### WHAT YOU NEED TO DO
Go through the listing beneath this task and return every line that carries the string "placeholder".
★ ★ ★ ★ ★ ★ ★
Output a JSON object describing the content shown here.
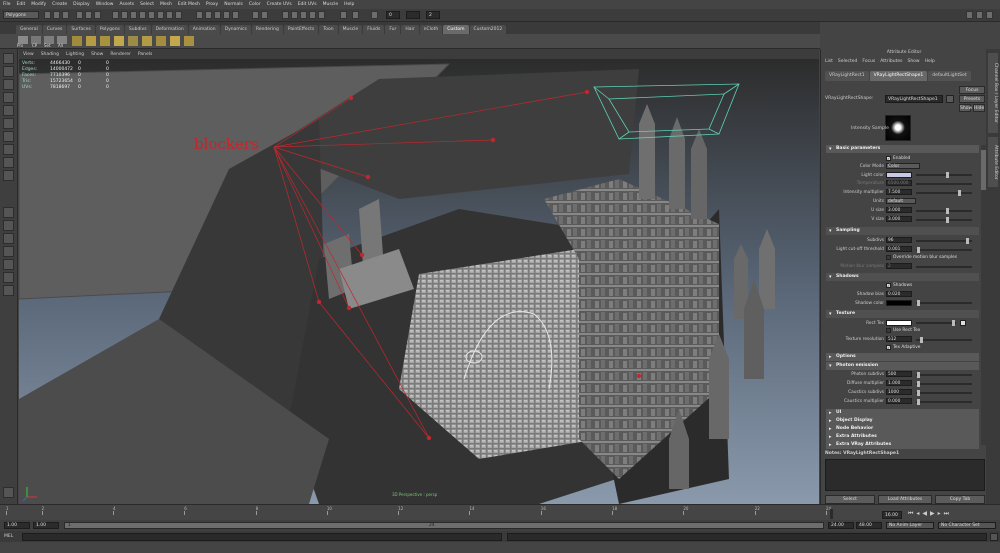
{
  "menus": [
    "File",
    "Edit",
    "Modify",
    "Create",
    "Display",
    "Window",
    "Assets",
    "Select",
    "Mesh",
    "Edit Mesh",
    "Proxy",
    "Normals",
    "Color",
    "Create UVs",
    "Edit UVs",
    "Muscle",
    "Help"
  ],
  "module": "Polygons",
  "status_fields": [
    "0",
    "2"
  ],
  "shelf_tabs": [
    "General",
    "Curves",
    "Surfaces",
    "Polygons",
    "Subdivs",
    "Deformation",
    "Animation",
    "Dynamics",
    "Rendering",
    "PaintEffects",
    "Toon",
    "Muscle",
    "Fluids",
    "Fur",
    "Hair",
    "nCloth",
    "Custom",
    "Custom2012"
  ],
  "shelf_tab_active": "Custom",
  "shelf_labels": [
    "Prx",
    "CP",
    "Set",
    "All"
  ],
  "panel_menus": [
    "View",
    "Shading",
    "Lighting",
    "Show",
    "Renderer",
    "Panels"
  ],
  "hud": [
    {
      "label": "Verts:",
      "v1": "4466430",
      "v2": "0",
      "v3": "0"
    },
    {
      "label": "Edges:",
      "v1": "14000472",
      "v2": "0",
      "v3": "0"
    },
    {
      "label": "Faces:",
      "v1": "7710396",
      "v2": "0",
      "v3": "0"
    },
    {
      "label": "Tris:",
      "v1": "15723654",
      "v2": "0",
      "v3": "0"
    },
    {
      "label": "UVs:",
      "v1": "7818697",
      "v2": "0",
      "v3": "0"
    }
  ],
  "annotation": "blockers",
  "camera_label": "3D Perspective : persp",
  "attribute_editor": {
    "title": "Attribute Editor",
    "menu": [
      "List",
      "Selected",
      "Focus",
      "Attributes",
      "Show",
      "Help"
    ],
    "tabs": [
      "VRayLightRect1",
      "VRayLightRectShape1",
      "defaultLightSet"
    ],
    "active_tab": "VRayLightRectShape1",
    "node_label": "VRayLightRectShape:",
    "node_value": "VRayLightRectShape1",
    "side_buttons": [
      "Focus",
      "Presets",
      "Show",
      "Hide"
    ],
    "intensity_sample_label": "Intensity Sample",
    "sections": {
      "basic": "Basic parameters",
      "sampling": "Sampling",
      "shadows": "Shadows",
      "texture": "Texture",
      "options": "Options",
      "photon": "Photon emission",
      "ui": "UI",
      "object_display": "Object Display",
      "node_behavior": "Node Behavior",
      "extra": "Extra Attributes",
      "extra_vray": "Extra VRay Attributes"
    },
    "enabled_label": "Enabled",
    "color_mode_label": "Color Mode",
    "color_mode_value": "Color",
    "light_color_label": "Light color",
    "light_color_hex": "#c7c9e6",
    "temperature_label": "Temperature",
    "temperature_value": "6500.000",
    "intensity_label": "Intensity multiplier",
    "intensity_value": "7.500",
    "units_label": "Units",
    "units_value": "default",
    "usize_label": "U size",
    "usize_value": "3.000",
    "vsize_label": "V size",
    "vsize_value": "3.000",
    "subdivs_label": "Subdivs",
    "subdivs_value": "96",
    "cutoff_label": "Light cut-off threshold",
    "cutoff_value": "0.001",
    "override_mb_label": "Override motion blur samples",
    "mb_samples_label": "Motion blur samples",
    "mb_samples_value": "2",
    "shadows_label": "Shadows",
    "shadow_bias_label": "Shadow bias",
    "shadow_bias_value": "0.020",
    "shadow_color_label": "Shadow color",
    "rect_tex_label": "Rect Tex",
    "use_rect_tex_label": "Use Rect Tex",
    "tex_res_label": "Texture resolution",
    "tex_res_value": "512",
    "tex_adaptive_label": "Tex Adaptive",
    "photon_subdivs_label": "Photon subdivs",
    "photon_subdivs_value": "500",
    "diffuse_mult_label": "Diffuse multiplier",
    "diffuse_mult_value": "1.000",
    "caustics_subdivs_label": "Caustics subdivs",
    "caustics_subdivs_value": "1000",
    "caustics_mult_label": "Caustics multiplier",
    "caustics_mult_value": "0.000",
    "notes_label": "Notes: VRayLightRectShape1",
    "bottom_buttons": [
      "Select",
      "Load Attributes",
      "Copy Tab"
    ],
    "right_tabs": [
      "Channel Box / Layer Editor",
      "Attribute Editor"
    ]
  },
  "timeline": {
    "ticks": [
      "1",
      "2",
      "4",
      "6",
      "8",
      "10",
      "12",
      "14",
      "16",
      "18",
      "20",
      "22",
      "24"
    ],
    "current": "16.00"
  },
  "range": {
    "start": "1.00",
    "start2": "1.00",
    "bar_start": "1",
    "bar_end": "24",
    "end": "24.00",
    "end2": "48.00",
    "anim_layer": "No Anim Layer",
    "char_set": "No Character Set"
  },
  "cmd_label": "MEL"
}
★ ★ ★ ★ ★ ★ ★
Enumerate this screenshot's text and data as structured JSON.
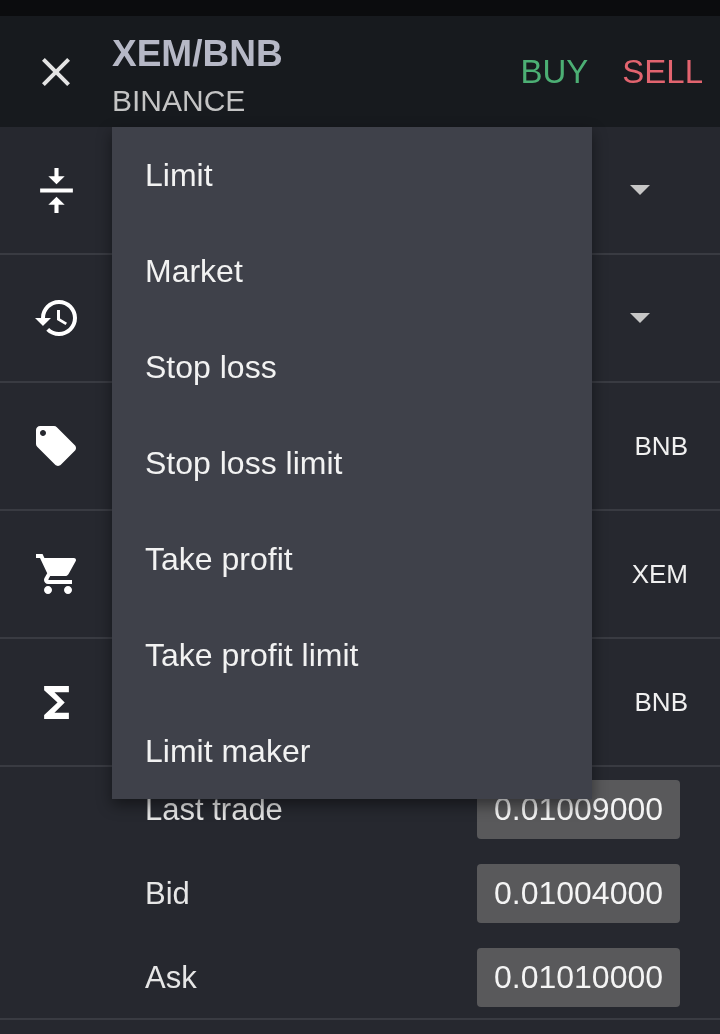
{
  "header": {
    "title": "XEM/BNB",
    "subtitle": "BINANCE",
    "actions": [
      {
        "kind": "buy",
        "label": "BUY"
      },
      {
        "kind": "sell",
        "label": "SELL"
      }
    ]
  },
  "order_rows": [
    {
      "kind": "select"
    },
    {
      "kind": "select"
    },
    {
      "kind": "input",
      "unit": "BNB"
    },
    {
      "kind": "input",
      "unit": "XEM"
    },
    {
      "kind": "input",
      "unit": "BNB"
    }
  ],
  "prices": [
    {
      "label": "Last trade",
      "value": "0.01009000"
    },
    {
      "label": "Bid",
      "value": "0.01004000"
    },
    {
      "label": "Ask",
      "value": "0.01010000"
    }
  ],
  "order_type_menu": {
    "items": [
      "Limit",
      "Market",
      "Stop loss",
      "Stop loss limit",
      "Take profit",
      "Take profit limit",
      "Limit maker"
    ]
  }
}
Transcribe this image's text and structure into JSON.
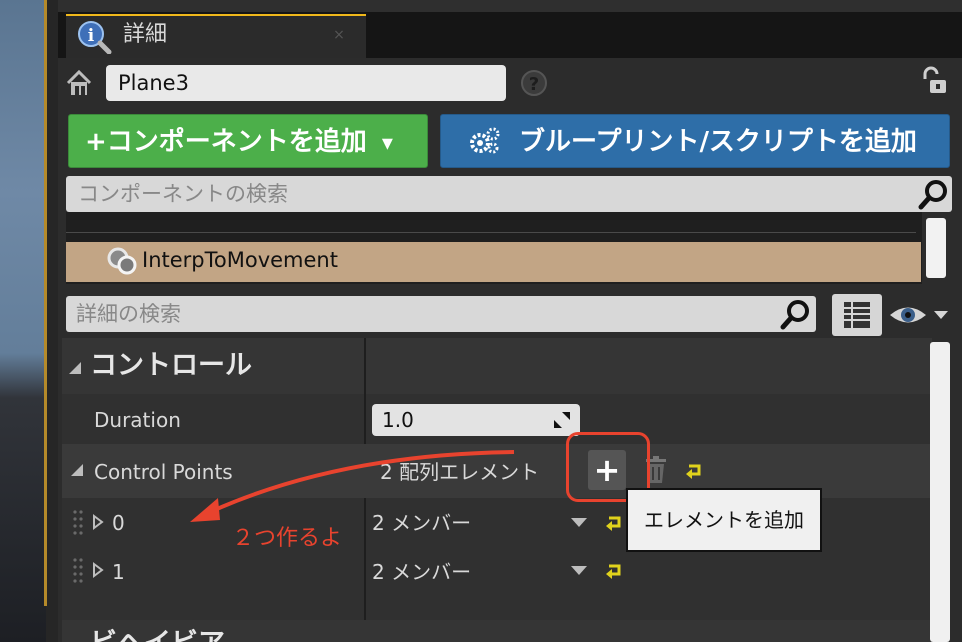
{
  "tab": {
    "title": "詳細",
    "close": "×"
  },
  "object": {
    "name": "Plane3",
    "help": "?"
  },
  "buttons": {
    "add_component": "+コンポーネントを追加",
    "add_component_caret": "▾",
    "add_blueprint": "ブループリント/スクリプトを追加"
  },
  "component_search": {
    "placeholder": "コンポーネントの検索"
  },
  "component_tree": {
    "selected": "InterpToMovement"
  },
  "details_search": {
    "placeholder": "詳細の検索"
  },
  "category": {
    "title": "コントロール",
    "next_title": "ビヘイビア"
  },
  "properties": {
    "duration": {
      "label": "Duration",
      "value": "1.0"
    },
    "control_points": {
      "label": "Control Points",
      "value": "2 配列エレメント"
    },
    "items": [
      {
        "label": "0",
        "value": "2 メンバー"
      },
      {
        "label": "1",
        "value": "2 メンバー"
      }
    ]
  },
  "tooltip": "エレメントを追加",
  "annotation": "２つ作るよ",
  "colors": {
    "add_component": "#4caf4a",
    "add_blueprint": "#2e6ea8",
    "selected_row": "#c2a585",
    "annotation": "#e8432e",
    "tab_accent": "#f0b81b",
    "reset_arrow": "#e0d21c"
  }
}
★ ★ ★ ★ ★ ★ ★
### PROBLEM SOLUTION
    "placeholder": "コンポーネントの検索"
    "placeholder": "詳細の検索"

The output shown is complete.